[START]

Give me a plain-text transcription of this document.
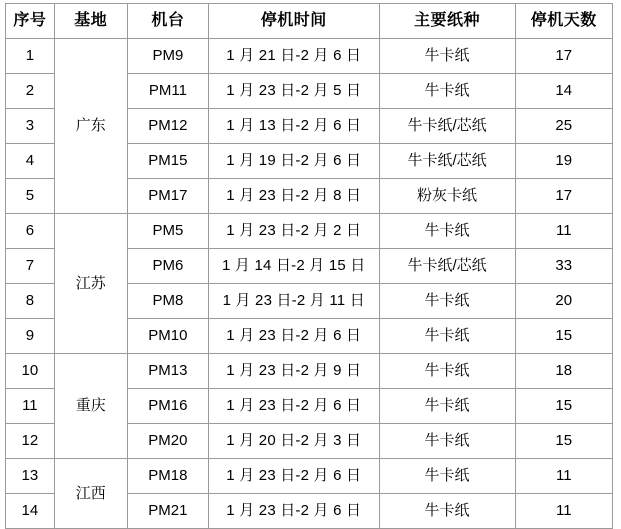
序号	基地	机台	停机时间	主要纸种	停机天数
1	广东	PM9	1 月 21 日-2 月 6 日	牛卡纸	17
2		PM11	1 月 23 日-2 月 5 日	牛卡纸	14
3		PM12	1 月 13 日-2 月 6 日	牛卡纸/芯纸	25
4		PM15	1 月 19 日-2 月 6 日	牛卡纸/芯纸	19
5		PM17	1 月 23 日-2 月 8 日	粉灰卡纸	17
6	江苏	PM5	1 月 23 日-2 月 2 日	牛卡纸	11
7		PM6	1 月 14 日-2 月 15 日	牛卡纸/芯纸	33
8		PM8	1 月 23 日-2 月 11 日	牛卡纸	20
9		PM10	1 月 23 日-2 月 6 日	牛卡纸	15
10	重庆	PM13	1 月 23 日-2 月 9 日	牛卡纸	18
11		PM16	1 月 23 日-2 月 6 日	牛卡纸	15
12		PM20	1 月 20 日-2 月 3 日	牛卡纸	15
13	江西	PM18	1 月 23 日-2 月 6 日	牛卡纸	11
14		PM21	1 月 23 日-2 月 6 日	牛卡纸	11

[END]

# TASK REQUIREMENTS:
Each line of the data should be quoted exactly, with pictures left out.

# TASK ANSWER:
Give me a plain-text transcription of this document.
序号	基地	机台	停机时间	主要纸种	停机天数
1	广东	PM9	1 月 21 日-2 月 6 日	牛卡纸	17
2		PM11	1 月 23 日-2 月 5 日	牛卡纸	14
3		PM12	1 月 13 日-2 月 6 日	牛卡纸/芯纸	25
4		PM15	1 月 19 日-2 月 6 日	牛卡纸/芯纸	19
5		PM17	1 月 23 日-2 月 8 日	粉灰卡纸	17
6	江苏	PM5	1 月 23 日-2 月 2 日	牛卡纸	11
7		PM6	1 月 14 日-2 月 15 日	牛卡纸/芯纸	33
8		PM8	1 月 23 日-2 月 11 日	牛卡纸	20
9		PM10	1 月 23 日-2 月 6 日	牛卡纸	15
10	重庆	PM13	1 月 23 日-2 月 9 日	牛卡纸	18
11		PM16	1 月 23 日-2 月 6 日	牛卡纸	15
12		PM20	1 月 20 日-2 月 3 日	牛卡纸	15
13	江西	PM18	1 月 23 日-2 月 6 日	牛卡纸	11
14		PM21	1 月 23 日-2 月 6 日	牛卡纸	11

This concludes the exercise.